# Round Pen size



## justsambam08 (Sep 26, 2009)

I'm assuming you're at a boarding facility--so before you go taking actual measurements, think of the biggest horse you have there, and then decide if 60' would be big enough for them to comfortable w/t/c in. I'd say no more than 80' though.


----------



## kevinshorses (Aug 15, 2009)

Moving a horse in a circle stresses a horses legs almost regardless of the size of the cirlce. Make it as large as you can afford to. I have a round pen that is 50' and it is a little too small to canter ahorse unless the horse can collect pretty well. I would make it as large as I had room for.


----------



## starlinestables (Nov 24, 2008)

Unlike Kevin, I use it to help slow down and balance themselves. Yes it is harder on they're legs which is why I don't do ride for long periods of time in the round pen when they are younger. However, my 6 y/o oldenburg who is a die hard star gazer I take to the round pen to work on her transitions and it makes her collect more in order balance herself. Its been a huge help with her!


----------



## chevysmum (Sep 30, 2009)

Thanks for the advice. I need to have a place to work where the weather won't hinder us (shade in summer and shelter from rain/good footing), thus the roof, but not too small to do a little canter work. It's either that or cover the whole outside arena and that just is not an option - ever.


----------

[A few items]
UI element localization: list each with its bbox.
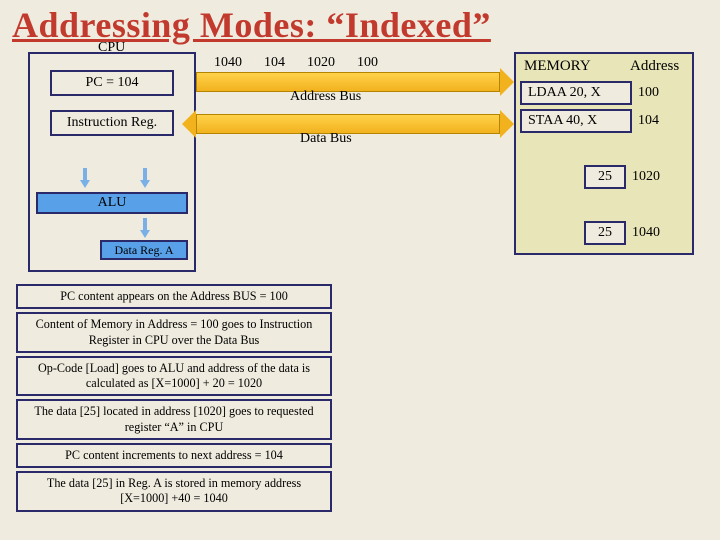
memory-row: 25 1020	[516, 163, 692, 191]
memory-cell-addr: 100	[634, 83, 692, 103]
step-box: PC content increments to next address = …	[16, 443, 332, 468]
arrow-down-icon	[140, 230, 150, 238]
address-bus-values: 1040 104 1020 100	[214, 55, 494, 71]
arrow-right-icon	[500, 110, 514, 138]
step-box: Op-Code [Load] goes to ALU and address o…	[16, 356, 332, 397]
step-box: PC content appears on the Address BUS = …	[16, 284, 332, 309]
memory-cell-instr: LDAA 20, X	[520, 81, 632, 105]
memory-cell-instr: STAA 40, X	[520, 109, 632, 133]
steps-list: PC content appears on the Address BUS = …	[16, 284, 332, 515]
pc-register: PC = 104	[50, 70, 174, 96]
arrow-down-icon	[80, 180, 90, 188]
memory-header-address: Address	[626, 54, 692, 79]
data-bus-label: Data Bus	[300, 131, 352, 147]
memory-header: MEMORY Address	[516, 54, 692, 79]
addr-bus-val: 1040	[214, 55, 242, 71]
arrow-down-icon	[140, 180, 150, 188]
data-register-a: Data Reg. A	[100, 240, 188, 260]
memory-box: MEMORY Address LDAA 20, X 100 STAA 40, X…	[514, 52, 694, 255]
arrow-right-icon	[500, 68, 514, 96]
memory-row: LDAA 20, X 100	[516, 79, 692, 107]
arrow-left-icon	[182, 110, 196, 138]
addr-bus-val: 1020	[307, 55, 335, 71]
memory-header-label: MEMORY	[516, 54, 626, 79]
memory-row: STAA 40, X 104	[516, 107, 692, 135]
memory-cell-value: 25	[584, 221, 626, 245]
memory-cell-addr: 104	[634, 111, 692, 131]
address-bus-label: Address Bus	[290, 89, 361, 105]
step-box: Content of Memory in Address = 100 goes …	[16, 312, 332, 353]
addr-bus-val: 100	[357, 55, 378, 71]
addr-bus-val: 104	[264, 55, 285, 71]
memory-cell-addr: 1040	[628, 223, 686, 243]
memory-cell-value: 25	[584, 165, 626, 189]
alu-block: ALU	[36, 192, 188, 214]
step-box: The data [25] located in address [1020] …	[16, 399, 332, 440]
memory-row: 25 1040	[516, 219, 692, 247]
memory-cell-addr: 1020	[628, 167, 686, 187]
instruction-register: Instruction Reg.	[50, 110, 174, 136]
step-box: The data [25] in Reg. A is stored in mem…	[16, 471, 332, 512]
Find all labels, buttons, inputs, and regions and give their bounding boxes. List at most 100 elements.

## WRITTEN PROBLEM 1
In the round pen thread, how big is the round pen that kevinshorses owns?
## WRITTEN PROBLEM 2
Reproduce the round pen thread word for word, starting at "## starlinestables (Nov" and ending at "option - ever.".
You won't need the items.

## CORRECT RESULT 1
It is 50 feet.

## CORRECT RESULT 2
## starlinestables (Nov 24, 2008)

Unlike Kevin, I use it to help slow down and balance themselves. Yes it is harder on they're legs which is why I don't do ride for long periods of time in the round pen when they are younger. However, my 6 y/o oldenburg who is a die hard star gazer I take to the round pen to work on her transitions and it makes her collect more in order balance herself. Its been a huge help with her!


----------



## chevysmum (Sep 30, 2009)

Thanks for the advice. I need to have a place to work where the weather won't hinder us (shade in summer and shelter from rain/good footing), thus the roof, but not too small to do a little canter work. It's either that or cover the whole outside arena and that just is not an option - ever.